* START DATA EXTRACT *

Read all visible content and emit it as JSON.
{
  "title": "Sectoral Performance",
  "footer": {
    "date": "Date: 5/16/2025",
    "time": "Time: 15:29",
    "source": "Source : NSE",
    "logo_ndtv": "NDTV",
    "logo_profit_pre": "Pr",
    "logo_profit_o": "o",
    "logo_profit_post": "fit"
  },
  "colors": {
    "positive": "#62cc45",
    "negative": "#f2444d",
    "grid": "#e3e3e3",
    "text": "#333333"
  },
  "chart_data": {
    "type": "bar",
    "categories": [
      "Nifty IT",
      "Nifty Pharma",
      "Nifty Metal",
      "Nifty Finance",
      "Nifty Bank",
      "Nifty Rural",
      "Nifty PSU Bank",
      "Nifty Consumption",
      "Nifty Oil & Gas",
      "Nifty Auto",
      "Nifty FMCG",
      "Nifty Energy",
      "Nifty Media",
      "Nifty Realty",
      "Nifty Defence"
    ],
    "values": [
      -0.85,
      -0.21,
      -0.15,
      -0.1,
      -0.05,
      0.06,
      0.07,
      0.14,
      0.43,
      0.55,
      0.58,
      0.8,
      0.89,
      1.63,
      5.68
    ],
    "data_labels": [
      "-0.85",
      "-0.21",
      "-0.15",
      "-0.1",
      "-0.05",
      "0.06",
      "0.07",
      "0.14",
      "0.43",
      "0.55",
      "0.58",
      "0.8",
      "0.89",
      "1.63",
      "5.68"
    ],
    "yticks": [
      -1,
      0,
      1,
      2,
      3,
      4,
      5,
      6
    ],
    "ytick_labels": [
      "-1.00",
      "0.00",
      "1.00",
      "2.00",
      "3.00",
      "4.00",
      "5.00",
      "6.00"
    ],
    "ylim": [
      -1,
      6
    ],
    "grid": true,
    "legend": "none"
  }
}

* END DATA EXTRACT *

• _WORK INSTRUCTIONS_
Write out the material exactly as given.

• _TASK RESULT_
Read all visible content and emit it as JSON.
{
  "title": "Sectoral Performance",
  "footer": {
    "date": "Date: 5/16/2025",
    "time": "Time: 15:29",
    "source": "Source : NSE",
    "logo_ndtv": "NDTV",
    "logo_profit_pre": "Pr",
    "logo_profit_o": "o",
    "logo_profit_post": "fit"
  },
  "colors": {
    "positive": "#62cc45",
    "negative": "#f2444d",
    "grid": "#e3e3e3",
    "text": "#333333"
  },
  "chart_data": {
    "type": "bar",
    "categories": [
      "Nifty IT",
      "Nifty Pharma",
      "Nifty Metal",
      "Nifty Finance",
      "Nifty Bank",
      "Nifty Rural",
      "Nifty PSU Bank",
      "Nifty Consumption",
      "Nifty Oil & Gas",
      "Nifty Auto",
      "Nifty FMCG",
      "Nifty Energy",
      "Nifty Media",
      "Nifty Realty",
      "Nifty Defence"
    ],
    "values": [
      -0.85,
      -0.21,
      -0.15,
      -0.1,
      -0.05,
      0.06,
      0.07,
      0.14,
      0.43,
      0.55,
      0.58,
      0.8,
      0.89,
      1.63,
      5.68
    ],
    "data_labels": [
      "-0.85",
      "-0.21",
      "-0.15",
      "-0.1",
      "-0.05",
      "0.06",
      "0.07",
      "0.14",
      "0.43",
      "0.55",
      "0.58",
      "0.8",
      "0.89",
      "1.63",
      "5.68"
    ],
    "yticks": [
      -1,
      0,
      1,
      2,
      3,
      4,
      5,
      6
    ],
    "ytick_labels": [
      "-1.00",
      "0.00",
      "1.00",
      "2.00",
      "3.00",
      "4.00",
      "5.00",
      "6.00"
    ],
    "ylim": [
      -1,
      6
    ],
    "grid": true,
    "legend": "none"
  }
}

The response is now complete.